*** Opening of Exercise data ***

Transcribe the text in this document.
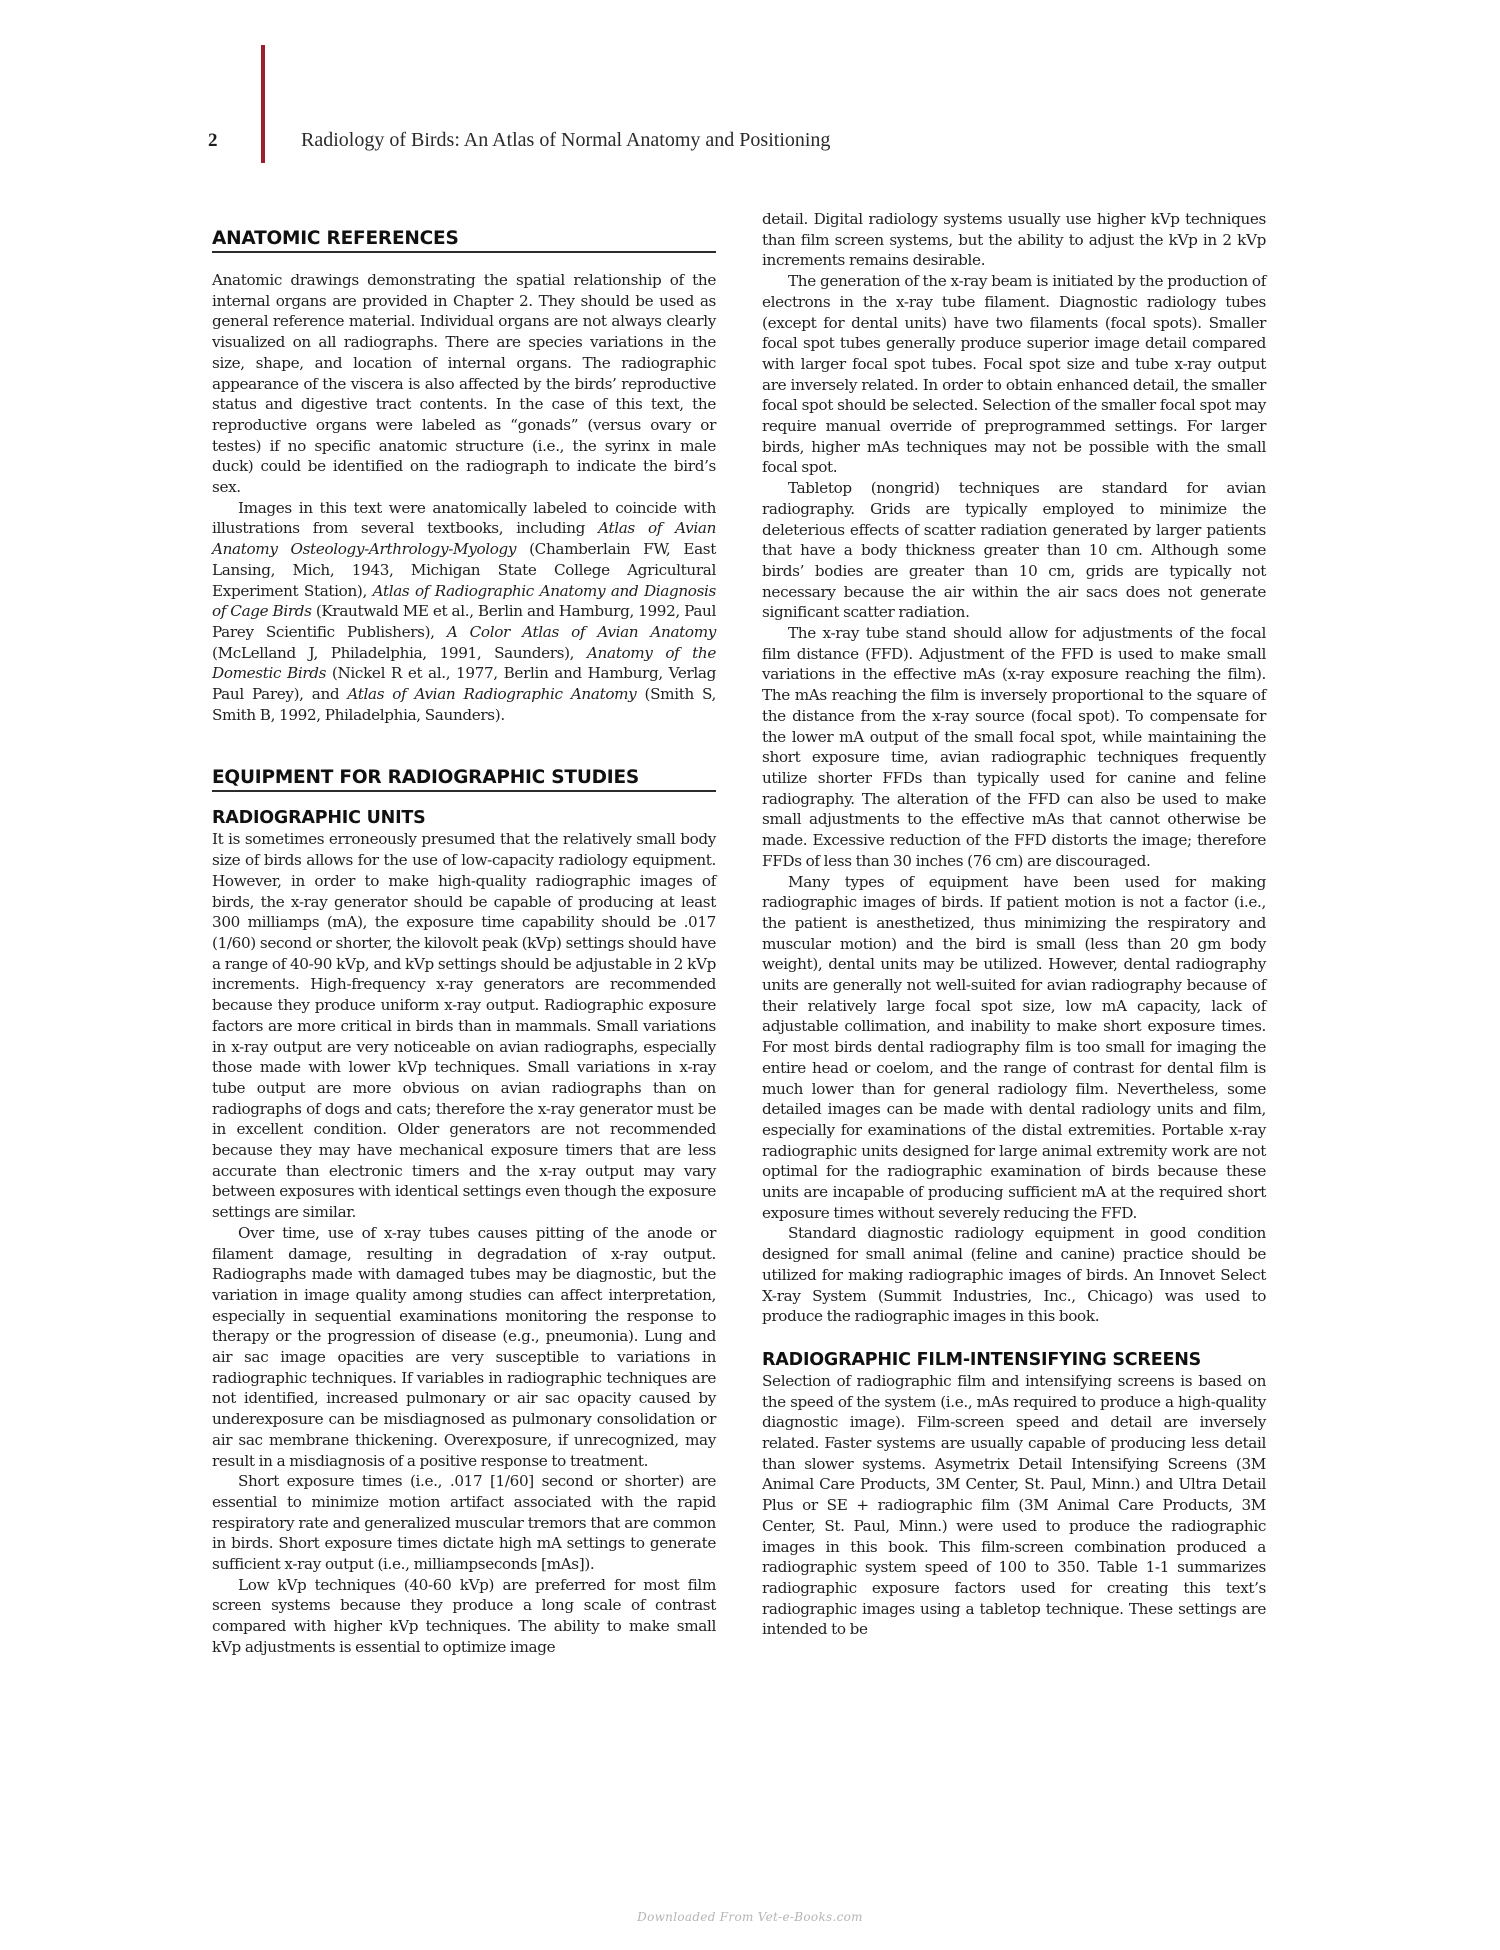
2	Radiology of Birds: An Atlas of Normal Anatomy and Positioning
ANATOMIC REFERENCES

Anatomic drawings demonstrating the spatial relationship of the internal organs are provided in Chapter 2. They should be used as general reference material. Individual organs are not always clearly visualized on all radiographs. There are species variations in the size, shape, and location of internal organs. The radiographic appearance of the viscera is also affected by the birds’ reproductive status and digestive tract contents. In the case of this text, the reproductive organs were labeled as “gonads” (versus ovary or testes) if no specific anatomic structure (i.e., the syrinx in male duck) could be identified on the radiograph to indicate the bird’s sex.

Images in this text were anatomically labeled to coincide with illustrations from several textbooks, including Atlas of Avian Anatomy Osteology-Arthrology-Myology (Chamberlain FW, East Lansing, Mich, 1943, Michigan State College Agricultural Experiment Station), Atlas of Radiographic Anatomy and Diagnosis of Cage Birds (Krautwald ME et al., Berlin and Hamburg, 1992, Paul Parey Scientific Publishers), A Color Atlas of Avian Anatomy (McLelland J, Philadelphia, 1991, Saunders), Anatomy of the Domestic Birds (Nickel R et al., 1977, Berlin and Hamburg, Verlag Paul Parey), and Atlas of Avian Radiographic Anatomy (Smith S, Smith B, 1992, Philadelphia, Saunders).

EQUIPMENT FOR RADIOGRAPHIC STUDIES
RADIOGRAPHIC UNITS

It is sometimes erroneously presumed that the relatively small body size of birds allows for the use of low-capacity radiology equipment. However, in order to make high-quality radiographic images of birds, the x-ray generator should be capable of producing at least 300 milliamps (mA), the exposure time capability should be .017 (1/60) second or shorter, the kilovolt peak (kVp) settings should have a range of 40-90 kVp, and kVp settings should be adjustable in 2 kVp increments. High-frequency x-ray generators are recommended because they produce uniform x-ray output. Radiographic exposure factors are more critical in birds than in mammals. Small variations in x-ray output are very noticeable on avian radiographs, especially those made with lower kVp techniques. Small variations in x-ray tube output are more obvious on avian radiographs than on radiographs of dogs and cats; therefore the x-ray generator must be in excellent condition. Older generators are not recommended because they may have mechanical exposure timers that are less accurate than electronic timers and the x-ray output may vary between exposures with identical settings even though the exposure settings are similar.

Over time, use of x-ray tubes causes pitting of the anode or filament damage, resulting in degradation of x-ray output. Radiographs made with damaged tubes may be diagnostic, but the variation in image quality among studies can affect interpretation, especially in sequential examinations monitoring the response to therapy or the progression of disease (e.g., pneumonia). Lung and air sac image opacities are very susceptible to variations in radiographic techniques. If variables in radiographic techniques are not identified, increased pulmonary or air sac opacity caused by underexposure can be misdiagnosed as pulmonary consolidation or air sac membrane thickening. Overexposure, if unrecognized, may result in a misdiagnosis of a positive response to treatment.

Short exposure times (i.e., .017 [1/60] second or shorter) are essential to minimize motion artifact associated with the rapid respiratory rate and generalized muscular tremors that are common in birds. Short exposure times dictate high mA settings to generate sufficient x-ray output (i.e., milliampseconds [mAs]).

Low kVp techniques (40-60 kVp) are preferred for most film screen systems because they produce a long scale of contrast compared with higher kVp techniques. The ability to make small kVp adjustments is essential to optimize image

detail. Digital radiology systems usually use higher kVp techniques than film screen systems, but the ability to adjust the kVp in 2 kVp increments remains desirable.

The generation of the x-ray beam is initiated by the production of electrons in the x-ray tube filament. Diagnostic radiology tubes (except for dental units) have two filaments (focal spots). Smaller focal spot tubes generally produce superior image detail compared with larger focal spot tubes. Focal spot size and tube x-ray output are inversely related. In order to obtain enhanced detail, the smaller focal spot should be selected. Selection of the smaller focal spot may require manual override of preprogrammed settings. For larger birds, higher mAs techniques may not be possible with the small focal spot.

Tabletop (nongrid) techniques are standard for avian radiography. Grids are typically employed to minimize the deleterious effects of scatter radiation generated by larger patients that have a body thickness greater than 10 cm. Although some birds’ bodies are greater than 10 cm, grids are typically not necessary because the air within the air sacs does not generate significant scatter radiation.

The x-ray tube stand should allow for adjustments of the focal film distance (FFD). Adjustment of the FFD is used to make small variations in the effective mAs (x-ray exposure reaching the film). The mAs reaching the film is inversely proportional to the square of the distance from the x-ray source (focal spot). To compensate for the lower mA output of the small focal spot, while maintaining the short exposure time, avian radiographic techniques frequently utilize shorter FFDs than typically used for canine and feline radiography. The alteration of the FFD can also be used to make small adjustments to the effective mAs that cannot otherwise be made. Excessive reduction of the FFD distorts the image; therefore FFDs of less than 30 inches (76 cm) are discouraged.

Many types of equipment have been used for making radiographic images of birds. If patient motion is not a factor (i.e., the patient is anesthetized, thus minimizing the respiratory and muscular motion) and the bird is small (less than 20 gm body weight), dental units may be utilized. However, dental radiography units are generally not well-suited for avian radiography because of their relatively large focal spot size, low mA capacity, lack of adjustable collimation, and inability to make short exposure times. For most birds dental radiography film is too small for imaging the entire head or coelom, and the range of contrast for dental film is much lower than for general radiology film. Nevertheless, some detailed images can be made with dental radiology units and film, especially for examinations of the distal extremities. Portable x-ray radiographic units designed for large animal extremity work are not optimal for the radiographic examination of birds because these units are incapable of producing sufficient mA at the required short exposure times without severely reducing the FFD.

Standard diagnostic radiology equipment in good condition designed for small animal (feline and canine) practice should be utilized for making radiographic images of birds. An Innovet Select X-ray System (Summit Industries, Inc., Chicago) was used to produce the radiographic images in this book.

RADIOGRAPHIC FILM-INTENSIFYING SCREENS

Selection of radiographic film and intensifying screens is based on the speed of the system (i.e., mAs required to produce a high-quality diagnostic image). Film-screen speed and detail are inversely related. Faster systems are usually capable of producing less detail than slower systems. Asymetrix Detail Intensifying Screens (3M Animal Care Products, 3M Center, St. Paul, Minn.) and Ultra Detail Plus or SE + radiographic film (3M Animal Care Products, 3M Center, St. Paul, Minn.) were used to produce the radiographic images in this book. This film-screen combination produced a radiographic system speed of 100 to 350. Table 1-1 summarizes radiographic exposure factors used for creating this text’s radiographic images using a tabletop technique. These settings are intended to be

Downloaded From Vet-e-Books.com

*** Close of Exercise data ***

Only the text of the records above, copied exactly, should be returned; the pictures stay out.

▶ _Solution to this task_:
Transcribe the text in this document.
2	Radiology of Birds: An Atlas of Normal Anatomy and Positioning
ANATOMIC REFERENCES

Anatomic drawings demonstrating the spatial relationship of the internal organs are provided in Chapter 2. They should be used as general reference material. Individual organs are not always clearly visualized on all radiographs. There are species variations in the size, shape, and location of internal organs. The radiographic appearance of the viscera is also affected by the birds’ reproductive status and digestive tract contents. In the case of this text, the reproductive organs were labeled as “gonads” (versus ovary or testes) if no specific anatomic structure (i.e., the syrinx in male duck) could be identified on the radiograph to indicate the bird’s sex.

Images in this text were anatomically labeled to coincide with illustrations from several textbooks, including Atlas of Avian Anatomy Osteology-Arthrology-Myology (Chamberlain FW, East Lansing, Mich, 1943, Michigan State College Agricultural Experiment Station), Atlas of Radiographic Anatomy and Diagnosis of Cage Birds (Krautwald ME et al., Berlin and Hamburg, 1992, Paul Parey Scientific Publishers), A Color Atlas of Avian Anatomy (McLelland J, Philadelphia, 1991, Saunders), Anatomy of the Domestic Birds (Nickel R et al., 1977, Berlin and Hamburg, Verlag Paul Parey), and Atlas of Avian Radiographic Anatomy (Smith S, Smith B, 1992, Philadelphia, Saunders).

EQUIPMENT FOR RADIOGRAPHIC STUDIES
RADIOGRAPHIC UNITS

It is sometimes erroneously presumed that the relatively small body size of birds allows for the use of low-capacity radiology equipment. However, in order to make high-quality radiographic images of birds, the x-ray generator should be capable of producing at least 300 milliamps (mA), the exposure time capability should be .017 (1/60) second or shorter, the kilovolt peak (kVp) settings should have a range of 40-90 kVp, and kVp settings should be adjustable in 2 kVp increments. High-frequency x-ray generators are recommended because they produce uniform x-ray output. Radiographic exposure factors are more critical in birds than in mammals. Small variations in x-ray output are very noticeable on avian radiographs, especially those made with lower kVp techniques. Small variations in x-ray tube output are more obvious on avian radiographs than on radiographs of dogs and cats; therefore the x-ray generator must be in excellent condition. Older generators are not recommended because they may have mechanical exposure timers that are less accurate than electronic timers and the x-ray output may vary between exposures with identical settings even though the exposure settings are similar.

Over time, use of x-ray tubes causes pitting of the anode or filament damage, resulting in degradation of x-ray output. Radiographs made with damaged tubes may be diagnostic, but the variation in image quality among studies can affect interpretation, especially in sequential examinations monitoring the response to therapy or the progression of disease (e.g., pneumonia). Lung and air sac image opacities are very susceptible to variations in radiographic techniques. If variables in radiographic techniques are not identified, increased pulmonary or air sac opacity caused by underexposure can be misdiagnosed as pulmonary consolidation or air sac membrane thickening. Overexposure, if unrecognized, may result in a misdiagnosis of a positive response to treatment.

Short exposure times (i.e., .017 [1/60] second or shorter) are essential to minimize motion artifact associated with the rapid respiratory rate and generalized muscular tremors that are common in birds. Short exposure times dictate high mA settings to generate sufficient x-ray output (i.e., milliampseconds [mAs]).

Low kVp techniques (40-60 kVp) are preferred for most film screen systems because they produce a long scale of contrast compared with higher kVp techniques. The ability to make small kVp adjustments is essential to optimize image

detail. Digital radiology systems usually use higher kVp techniques than film screen systems, but the ability to adjust the kVp in 2 kVp increments remains desirable.

The generation of the x-ray beam is initiated by the production of electrons in the x-ray tube filament. Diagnostic radiology tubes (except for dental units) have two filaments (focal spots). Smaller focal spot tubes generally produce superior image detail compared with larger focal spot tubes. Focal spot size and tube x-ray output are inversely related. In order to obtain enhanced detail, the smaller focal spot should be selected. Selection of the smaller focal spot may require manual override of preprogrammed settings. For larger birds, higher mAs techniques may not be possible with the small focal spot.

Tabletop (nongrid) techniques are standard for avian radiography. Grids are typically employed to minimize the deleterious effects of scatter radiation generated by larger patients that have a body thickness greater than 10 cm. Although some birds’ bodies are greater than 10 cm, grids are typically not necessary because the air within the air sacs does not generate significant scatter radiation.

The x-ray tube stand should allow for adjustments of the focal film distance (FFD). Adjustment of the FFD is used to make small variations in the effective mAs (x-ray exposure reaching the film). The mAs reaching the film is inversely proportional to the square of the distance from the x-ray source (focal spot). To compensate for the lower mA output of the small focal spot, while maintaining the short exposure time, avian radiographic techniques frequently utilize shorter FFDs than typically used for canine and feline radiography. The alteration of the FFD can also be used to make small adjustments to the effective mAs that cannot otherwise be made. Excessive reduction of the FFD distorts the image; therefore FFDs of less than 30 inches (76 cm) are discouraged.

Many types of equipment have been used for making radiographic images of birds. If patient motion is not a factor (i.e., the patient is anesthetized, thus minimizing the respiratory and muscular motion) and the bird is small (less than 20 gm body weight), dental units may be utilized. However, dental radiography units are generally not well-suited for avian radiography because of their relatively large focal spot size, low mA capacity, lack of adjustable collimation, and inability to make short exposure times. For most birds dental radiography film is too small for imaging the entire head or coelom, and the range of contrast for dental film is much lower than for general radiology film. Nevertheless, some detailed images can be made with dental radiology units and film, especially for examinations of the distal extremities. Portable x-ray radiographic units designed for large animal extremity work are not optimal for the radiographic examination of birds because these units are incapable of producing sufficient mA at the required short exposure times without severely reducing the FFD.

Standard diagnostic radiology equipment in good condition designed for small animal (feline and canine) practice should be utilized for making radiographic images of birds. An Innovet Select X-ray System (Summit Industries, Inc., Chicago) was used to produce the radiographic images in this book.

RADIOGRAPHIC FILM-INTENSIFYING SCREENS

Selection of radiographic film and intensifying screens is based on the speed of the system (i.e., mAs required to produce a high-quality diagnostic image). Film-screen speed and detail are inversely related. Faster systems are usually capable of producing less detail than slower systems. Asymetrix Detail Intensifying Screens (3M Animal Care Products, 3M Center, St. Paul, Minn.) and Ultra Detail Plus or SE + radiographic film (3M Animal Care Products, 3M Center, St. Paul, Minn.) were used to produce the radiographic images in this book. This film-screen combination produced a radiographic system speed of 100 to 350. Table 1-1 summarizes radiographic exposure factors used for creating this text’s radiographic images using a tabletop technique. These settings are intended to be

Downloaded From Vet-e-Books.com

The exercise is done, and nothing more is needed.